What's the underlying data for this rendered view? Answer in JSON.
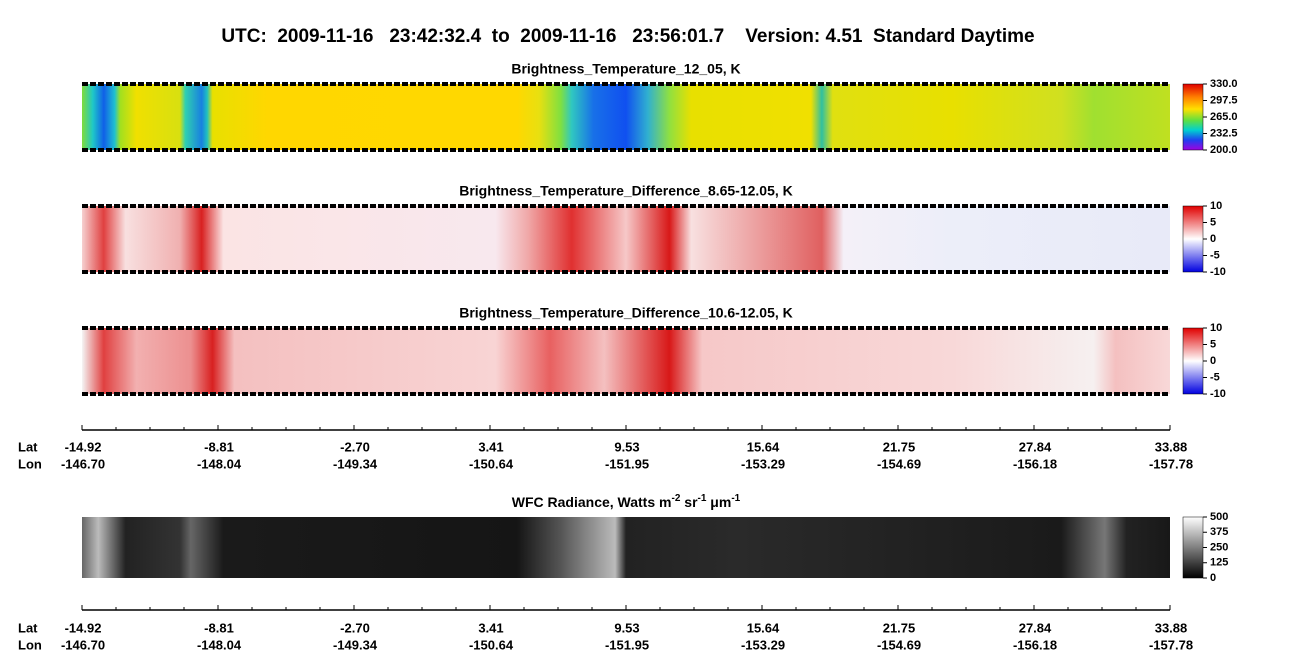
{
  "header": {
    "title": "UTC:  2009-11-16   23:42:32.4  to  2009-11-16   23:56:01.7    Version: 4.51  Standard Daytime"
  },
  "panels": [
    {
      "title": "Brightness_Temperature_12_05, K",
      "ticks": [
        {
          "value": 330,
          "label": "330.0"
        },
        {
          "value": 297.5,
          "label": "297.5"
        },
        {
          "value": 265,
          "label": "265.0"
        },
        {
          "value": 232.5,
          "label": "232.5"
        },
        {
          "value": 200,
          "label": "200.0"
        }
      ]
    },
    {
      "title": "Brightness_Temperature_Difference_8.65-12.05, K",
      "ticks": [
        10,
        5,
        0,
        -5,
        -10
      ]
    },
    {
      "title": "Brightness_Temperature_Difference_10.6-12.05, K",
      "ticks": [
        10,
        5,
        0,
        -5,
        -10
      ]
    },
    {
      "title_parts": [
        "WFC Radiance, Watts m",
        "-2",
        " sr",
        "-1",
        " μm",
        "-1"
      ],
      "ticks": [
        500,
        375,
        250,
        125,
        0
      ]
    }
  ],
  "axis": {
    "lat_label": "Lat",
    "lon_label": "Lon",
    "lat": [
      -14.92,
      -8.81,
      {
        "value": -2.7,
        "label": "-2.70"
      },
      3.41,
      9.53,
      15.64,
      21.75,
      27.84,
      33.88
    ],
    "lon": [
      {
        "value": -146.7,
        "label": "-146.70"
      },
      -148.04,
      -149.34,
      -150.64,
      -151.95,
      -153.29,
      -154.69,
      -156.18,
      -157.78
    ]
  }
}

━━━━━━━━━━━━━━━━━━━━━━━━━━━━━━

Set task:
Make an exact copy of the data above, pictures excluded.

Written response:
What's the underlying data for this rendered view? Answer in JSON.
{
  "header": {
    "title": "UTC:  2009-11-16   23:42:32.4  to  2009-11-16   23:56:01.7    Version: 4.51  Standard Daytime"
  },
  "panels": [
    {
      "title": "Brightness_Temperature_12_05, K",
      "ticks": [
        {
          "value": 330,
          "label": "330.0"
        },
        {
          "value": 297.5,
          "label": "297.5"
        },
        {
          "value": 265,
          "label": "265.0"
        },
        {
          "value": 232.5,
          "label": "232.5"
        },
        {
          "value": 200,
          "label": "200.0"
        }
      ]
    },
    {
      "title": "Brightness_Temperature_Difference_8.65-12.05, K",
      "ticks": [
        10,
        5,
        0,
        -5,
        -10
      ]
    },
    {
      "title": "Brightness_Temperature_Difference_10.6-12.05, K",
      "ticks": [
        10,
        5,
        0,
        -5,
        -10
      ]
    },
    {
      "title_parts": [
        "WFC Radiance, Watts m",
        "-2",
        " sr",
        "-1",
        " μm",
        "-1"
      ],
      "ticks": [
        500,
        375,
        250,
        125,
        0
      ]
    }
  ],
  "axis": {
    "lat_label": "Lat",
    "lon_label": "Lon",
    "lat": [
      -14.92,
      -8.81,
      {
        "value": -2.7,
        "label": "-2.70"
      },
      3.41,
      9.53,
      15.64,
      21.75,
      27.84,
      33.88
    ],
    "lon": [
      {
        "value": -146.7,
        "label": "-146.70"
      },
      -148.04,
      -149.34,
      -150.64,
      -151.95,
      -153.29,
      -154.69,
      -156.18,
      -157.78
    ]
  }
}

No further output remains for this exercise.